*** RECORD SET ***

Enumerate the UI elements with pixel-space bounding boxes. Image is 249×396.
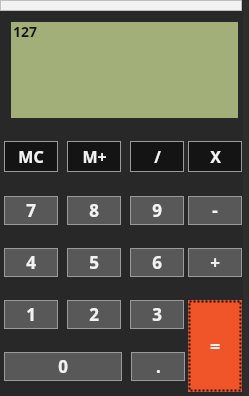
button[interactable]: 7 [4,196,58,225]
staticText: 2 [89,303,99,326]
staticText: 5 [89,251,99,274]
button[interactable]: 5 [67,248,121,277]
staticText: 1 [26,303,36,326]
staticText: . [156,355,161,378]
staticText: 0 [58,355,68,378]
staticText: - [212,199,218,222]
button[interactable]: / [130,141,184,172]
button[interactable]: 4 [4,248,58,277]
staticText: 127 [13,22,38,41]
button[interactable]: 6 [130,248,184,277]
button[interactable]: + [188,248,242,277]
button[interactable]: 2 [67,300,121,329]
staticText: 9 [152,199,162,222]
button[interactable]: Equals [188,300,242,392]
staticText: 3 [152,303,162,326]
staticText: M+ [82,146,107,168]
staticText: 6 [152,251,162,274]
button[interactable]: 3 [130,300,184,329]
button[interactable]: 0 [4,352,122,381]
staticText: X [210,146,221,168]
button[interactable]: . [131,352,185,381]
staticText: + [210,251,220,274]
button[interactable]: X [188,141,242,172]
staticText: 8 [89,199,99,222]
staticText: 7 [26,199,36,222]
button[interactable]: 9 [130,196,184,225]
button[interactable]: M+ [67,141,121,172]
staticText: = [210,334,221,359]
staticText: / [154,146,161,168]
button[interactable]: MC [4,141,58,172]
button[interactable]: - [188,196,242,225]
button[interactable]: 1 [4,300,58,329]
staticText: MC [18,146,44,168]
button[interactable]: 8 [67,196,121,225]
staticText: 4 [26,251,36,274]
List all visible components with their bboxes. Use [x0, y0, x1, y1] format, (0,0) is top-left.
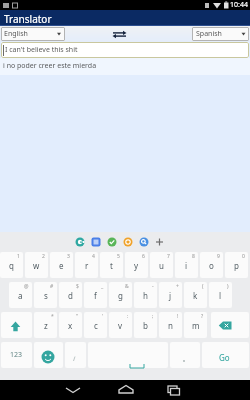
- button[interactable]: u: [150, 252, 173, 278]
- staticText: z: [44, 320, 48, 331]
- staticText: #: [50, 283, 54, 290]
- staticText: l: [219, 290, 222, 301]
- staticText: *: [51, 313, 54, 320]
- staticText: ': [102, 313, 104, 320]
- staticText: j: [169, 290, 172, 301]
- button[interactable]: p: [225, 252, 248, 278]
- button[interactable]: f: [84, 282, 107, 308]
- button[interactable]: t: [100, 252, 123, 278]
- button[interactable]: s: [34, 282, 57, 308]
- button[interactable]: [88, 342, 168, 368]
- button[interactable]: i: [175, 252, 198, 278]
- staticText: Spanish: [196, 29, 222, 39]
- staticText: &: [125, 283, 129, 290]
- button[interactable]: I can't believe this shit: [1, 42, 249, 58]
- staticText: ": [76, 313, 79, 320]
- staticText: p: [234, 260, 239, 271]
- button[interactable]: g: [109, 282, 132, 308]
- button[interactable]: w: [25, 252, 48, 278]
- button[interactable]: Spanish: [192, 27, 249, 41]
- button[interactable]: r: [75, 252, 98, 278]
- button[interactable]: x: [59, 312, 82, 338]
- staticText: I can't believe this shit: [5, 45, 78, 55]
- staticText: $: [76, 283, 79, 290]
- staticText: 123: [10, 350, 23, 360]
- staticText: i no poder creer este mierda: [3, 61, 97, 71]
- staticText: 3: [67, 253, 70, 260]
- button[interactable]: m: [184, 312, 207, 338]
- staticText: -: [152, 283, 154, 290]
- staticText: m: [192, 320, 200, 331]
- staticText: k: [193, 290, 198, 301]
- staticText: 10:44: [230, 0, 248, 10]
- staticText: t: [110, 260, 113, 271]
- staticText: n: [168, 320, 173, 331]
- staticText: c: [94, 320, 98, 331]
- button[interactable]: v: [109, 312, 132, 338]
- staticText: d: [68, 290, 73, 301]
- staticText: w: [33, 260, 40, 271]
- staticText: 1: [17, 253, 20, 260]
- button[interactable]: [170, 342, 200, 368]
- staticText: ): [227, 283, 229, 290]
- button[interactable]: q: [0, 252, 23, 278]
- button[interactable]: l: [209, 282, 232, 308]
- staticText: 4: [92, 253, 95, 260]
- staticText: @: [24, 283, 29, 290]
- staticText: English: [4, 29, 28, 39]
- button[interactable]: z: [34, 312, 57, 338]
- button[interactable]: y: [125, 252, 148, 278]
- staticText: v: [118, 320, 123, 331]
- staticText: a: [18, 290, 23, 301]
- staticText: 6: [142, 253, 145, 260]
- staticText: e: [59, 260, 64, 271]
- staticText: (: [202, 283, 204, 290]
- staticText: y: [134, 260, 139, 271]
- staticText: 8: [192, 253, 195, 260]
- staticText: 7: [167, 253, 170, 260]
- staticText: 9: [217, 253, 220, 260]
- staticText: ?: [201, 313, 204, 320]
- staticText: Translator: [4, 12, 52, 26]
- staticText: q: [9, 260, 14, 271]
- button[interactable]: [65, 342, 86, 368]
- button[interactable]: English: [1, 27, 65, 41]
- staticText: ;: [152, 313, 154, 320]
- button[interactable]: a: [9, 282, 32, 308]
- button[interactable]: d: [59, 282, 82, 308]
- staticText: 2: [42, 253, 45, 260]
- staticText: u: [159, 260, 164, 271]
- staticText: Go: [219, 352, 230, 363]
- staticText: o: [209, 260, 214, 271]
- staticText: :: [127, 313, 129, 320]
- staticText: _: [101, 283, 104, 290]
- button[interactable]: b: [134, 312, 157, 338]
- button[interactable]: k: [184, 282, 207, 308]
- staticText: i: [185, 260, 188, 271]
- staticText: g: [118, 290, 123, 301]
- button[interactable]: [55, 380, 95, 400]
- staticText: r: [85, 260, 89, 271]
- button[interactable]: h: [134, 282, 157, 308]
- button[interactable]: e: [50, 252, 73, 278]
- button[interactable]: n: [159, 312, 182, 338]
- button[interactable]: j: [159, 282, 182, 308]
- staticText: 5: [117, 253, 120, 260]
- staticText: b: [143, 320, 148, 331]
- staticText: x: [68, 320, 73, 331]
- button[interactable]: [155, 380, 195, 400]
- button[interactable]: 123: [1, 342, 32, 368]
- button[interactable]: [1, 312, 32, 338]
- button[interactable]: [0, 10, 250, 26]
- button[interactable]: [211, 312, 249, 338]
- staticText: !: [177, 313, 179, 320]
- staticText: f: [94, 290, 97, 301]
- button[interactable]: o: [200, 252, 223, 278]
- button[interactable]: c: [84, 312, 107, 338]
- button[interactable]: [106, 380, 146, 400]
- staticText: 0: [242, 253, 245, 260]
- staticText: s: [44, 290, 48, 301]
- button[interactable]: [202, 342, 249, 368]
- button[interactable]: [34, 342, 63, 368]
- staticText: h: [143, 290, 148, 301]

***

WORK TO COMPLETE → Return every line of the items above that contains the string "this". Case counts, so a line matches only if the capitalization is the same.

WRITTEN RESPONSE →
- button[interactable]: I can't believe this shit: [1, 42, 249, 58]
- staticText: I can't believe this shit: [5, 45, 78, 55]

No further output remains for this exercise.